## PROBLEM TO SOLVE
All of the entries must be reproduced exactly, with no images carried over.

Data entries

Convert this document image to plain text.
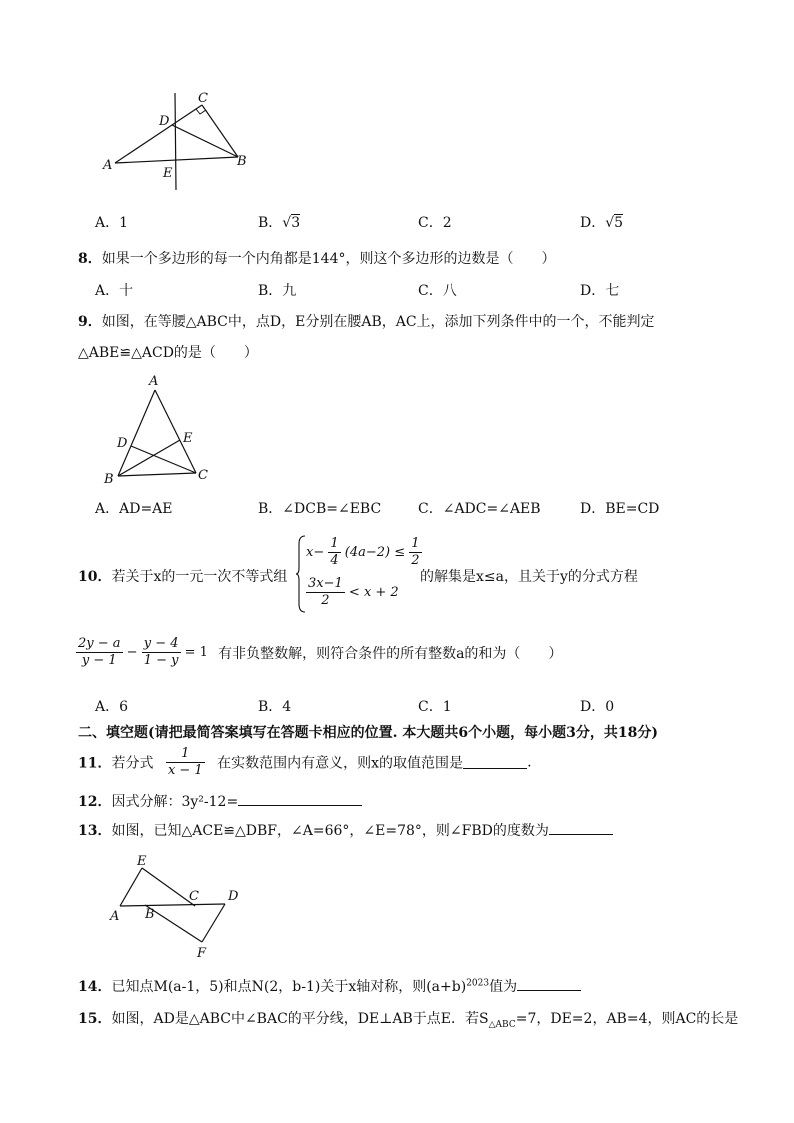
C
D
A	B
E
A．1	B．√3	C．2	D．√5
8．如果一个多边形的每一个内角都是144°，则这个多边形的边数是（　　）
A．十	B．九	C．八	D．七
9．如图，在等腰△ABC中，点D，E分别在腰AB，AC上，添加下列条件中的一个，不能判定
△ABE≌△ACD的是（　　）
A
D	E
B	C
A．AD=AE	B．∠DCB=∠EBC	C．∠ADC=∠AEB	D．BE=CD
10．若关于x的一元一次不等式组
$x- \frac{1}{4} (4a-2) \le \frac{1}{2}$
$\frac{3x-1}{2} < x + 2$
的解集是x≤a，且关于y的分式方程
$\frac{2y - a}{y - 1} - \frac{y - 4}{1 - y} = 1$ 有非负整数解，则符合条件的所有整数a的和为（　　）
A．6	B．4	C．1	D．0
二、填空题(请把最简答案填写在答题卡相应的位置. 本大题共6个小题，每小题3分，共18分)
11．若分式 $\frac{1}{x - 1}$ 在实数范围内有意义，则x的取值范围是	.
12．因式分解：3y²-12=
13．如图，已知△ACE≌△DBF，∠A=66°，∠E=78°，则∠FBD的度数为
E
C D
A B
F
14．已知点M(a-1，5)和点N(2，b-1)关于x轴对称，则$(a+b)^{2023}$值为
15．如图，AD是△ABC中∠BAC的平分线，DE⊥AB于点E．若$S_{\triangle ABC}=7$，DE=2，AB=4，则AC的长是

## EXERCISE ANSWER
Convert this document image to plain text.
C
D
A	B
E
A．1	B．√3	C．2	D．√5
8．如果一个多边形的每一个内角都是144°，则这个多边形的边数是（　　）
A．十	B．九	C．八	D．七
9．如图，在等腰△ABC中，点D，E分别在腰AB，AC上，添加下列条件中的一个，不能判定
△ABE≌△ACD的是（　　）
A
D	E
B	C
A．AD=AE	B．∠DCB=∠EBC	C．∠ADC=∠AEB	D．BE=CD
10．若关于x的一元一次不等式组
$x- \frac{1}{4} (4a-2) \le \frac{1}{2}$
$\frac{3x-1}{2} < x + 2$
的解集是x≤a，且关于y的分式方程
$\frac{2y - a}{y - 1} - \frac{y - 4}{1 - y} = 1$ 有非负整数解，则符合条件的所有整数a的和为（　　）
A．6	B．4	C．1	D．0
二、填空题(请把最简答案填写在答题卡相应的位置. 本大题共6个小题，每小题3分，共18分)
11．若分式 $\frac{1}{x - 1}$ 在实数范围内有意义，则x的取值范围是	.
12．因式分解：3y²-12=
13．如图，已知△ACE≌△DBF，∠A=66°，∠E=78°，则∠FBD的度数为
E
C D
A B
F
14．已知点M(a-1，5)和点N(2，b-1)关于x轴对称，则$(a+b)^{2023}$值为
15．如图，AD是△ABC中∠BAC的平分线，DE⊥AB于点E．若$S_{\triangle ABC}=7$，DE=2，AB=4，则AC的长是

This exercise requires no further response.